Instruções das tarefas
1. Traduza para o inglês esta frase do texto sobre o clássico entre Ceará e Fortaleza: "Os times de Morínigo são organizados, competitivos e ousados quando necessário."
2. No texto sobre o clássico entre Ceará e Fortaleza, copie sem alterações o trecho que vai de "O triunfo do" até "o título estadual.".

==== Texto de origem

O Ceará é finalista da Copa do Nordeste pela quinta vez. Foto: Felipe Santos/cearasc.com
Nem só de técnicos portugueses e argentinos vive o futebol brasileiro. Há também um paraguaio competente. O currículo de Gustavo Morínigo costuma ser subvalorizado. Talvez, os menos atentos não se lembrem que o treinador de 46 anos levou o modesto Nacional do Paraguai à final da Libertadores contra o San Lorenzo na surpreendente edição de 2014. Reforço o feito: foi vice-campeão pelo Nacional, não por Olímpia, Cerro Porteño ou Libertad.
O triunfo do Ceará por 3 x 2 sobre o arquirrival Fortaleza na noite desta quarta-feira não surpreendeu. Os times de Morínigo são organizados, competitivos e ousados quando necessário. Ele virou rapidamente antagonista de Juan Pablo Vojvoda. Bastaram três meses de trabalho. Parou o time tricolor pela terceira vez neste ano sem dar a mínima para a diferença de R$ 119 milhões na receita em relação ao Fortaleza. Antes, o Vozão havia triunfado por 2 x 1 no Cearense e por 2 x 0 na primeira fase da Copa do Nordeste. Agora, sobreviveu à semifinal elétrica na Arena Castelão. O clássico decidirá o título estadual.
O Ceará faz bela campanha: sete vitórias, um empate e duas derrotas na Copa do Nordeste. Na temporada, são 13 vitórias, três empates e três derrotas em 19 jogos. Alerta fortíssimo não somente de que pode superar Sport ou ABC na decisão regional, mas a candidatura fortíssima a subir para a Série A nesta temporada. O Vozão tem uma virtude importante: a regularidade tão necessária nas 38 rodadas da segunda divisão.
O Fortaleza costuma ser um camaleão sob a batuta de Juan Pablo Vojvoda. A capacidade de Gustavo Morínigo para decifrá-lo impressiona. O tricolor começou a partida desta quarta no sistema tático 3-5-2. O paraguaio peitou o arquirrival no 4-2-3-1 variável para o 4-3-3. A média de idade alvinegra era um ano mais jovem do que a do adversário: 27,9 x 28,9.

========
==== Dados disponíveis

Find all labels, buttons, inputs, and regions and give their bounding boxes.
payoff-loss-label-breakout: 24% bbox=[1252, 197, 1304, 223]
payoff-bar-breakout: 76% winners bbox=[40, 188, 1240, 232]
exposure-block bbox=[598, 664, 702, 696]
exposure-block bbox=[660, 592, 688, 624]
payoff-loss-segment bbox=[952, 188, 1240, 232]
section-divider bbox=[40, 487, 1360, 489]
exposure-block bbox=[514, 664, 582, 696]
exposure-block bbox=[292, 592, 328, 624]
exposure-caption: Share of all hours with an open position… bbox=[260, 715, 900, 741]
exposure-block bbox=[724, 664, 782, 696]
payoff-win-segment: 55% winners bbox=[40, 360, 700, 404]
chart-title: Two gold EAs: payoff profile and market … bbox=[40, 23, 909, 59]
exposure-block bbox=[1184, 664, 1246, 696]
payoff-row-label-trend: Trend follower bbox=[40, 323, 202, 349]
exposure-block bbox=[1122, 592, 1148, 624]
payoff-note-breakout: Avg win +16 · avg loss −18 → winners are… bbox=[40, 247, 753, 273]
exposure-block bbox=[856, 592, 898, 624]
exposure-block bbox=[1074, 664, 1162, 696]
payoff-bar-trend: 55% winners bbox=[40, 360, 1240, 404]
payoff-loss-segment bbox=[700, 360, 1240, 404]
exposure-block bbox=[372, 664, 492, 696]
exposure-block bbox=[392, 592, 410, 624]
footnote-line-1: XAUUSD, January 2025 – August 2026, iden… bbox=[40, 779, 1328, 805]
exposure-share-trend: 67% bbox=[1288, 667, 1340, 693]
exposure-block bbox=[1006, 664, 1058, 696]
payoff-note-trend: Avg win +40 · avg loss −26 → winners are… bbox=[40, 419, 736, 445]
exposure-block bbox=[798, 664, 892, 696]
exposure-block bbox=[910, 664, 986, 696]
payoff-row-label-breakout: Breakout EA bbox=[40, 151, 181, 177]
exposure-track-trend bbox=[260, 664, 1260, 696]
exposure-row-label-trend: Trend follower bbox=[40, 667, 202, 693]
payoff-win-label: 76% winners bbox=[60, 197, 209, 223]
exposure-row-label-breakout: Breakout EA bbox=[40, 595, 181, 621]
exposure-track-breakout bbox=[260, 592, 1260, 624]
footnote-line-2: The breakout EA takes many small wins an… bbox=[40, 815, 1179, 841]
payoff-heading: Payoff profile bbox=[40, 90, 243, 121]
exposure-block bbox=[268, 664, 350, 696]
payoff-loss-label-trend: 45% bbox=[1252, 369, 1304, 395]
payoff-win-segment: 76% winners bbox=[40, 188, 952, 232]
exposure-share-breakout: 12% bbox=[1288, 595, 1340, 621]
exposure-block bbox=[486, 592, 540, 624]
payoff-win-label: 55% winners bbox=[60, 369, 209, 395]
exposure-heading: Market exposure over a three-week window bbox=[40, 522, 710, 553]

========

Respostas
1. Morínigo's teams are organized, competitive, and bold when necessary.

2.
O triunfo do Ceará por 3 x 2 sobre o arquirrival Fortaleza na noite desta quarta-feira não surpreendeu. Os times de Morínigo são organizados, competitivos e ousados quando necessário. Ele virou rapidamente antagonista de Juan Pablo Vojvoda. Bastaram três meses de trabalho. Parou o time tricolor pela terceira vez neste ano sem dar a mínima para a diferença de R$ 119 milhões na receita em relação ao Fortaleza. Antes, o Vozão havia triunfado por 2 x 1 no Cearense e por 2 x 0 na primeira fase da Copa do Nordeste. Agora, sobreviveu à semifinal elétrica na Arena Castelão. O clássico decidirá o título estadual.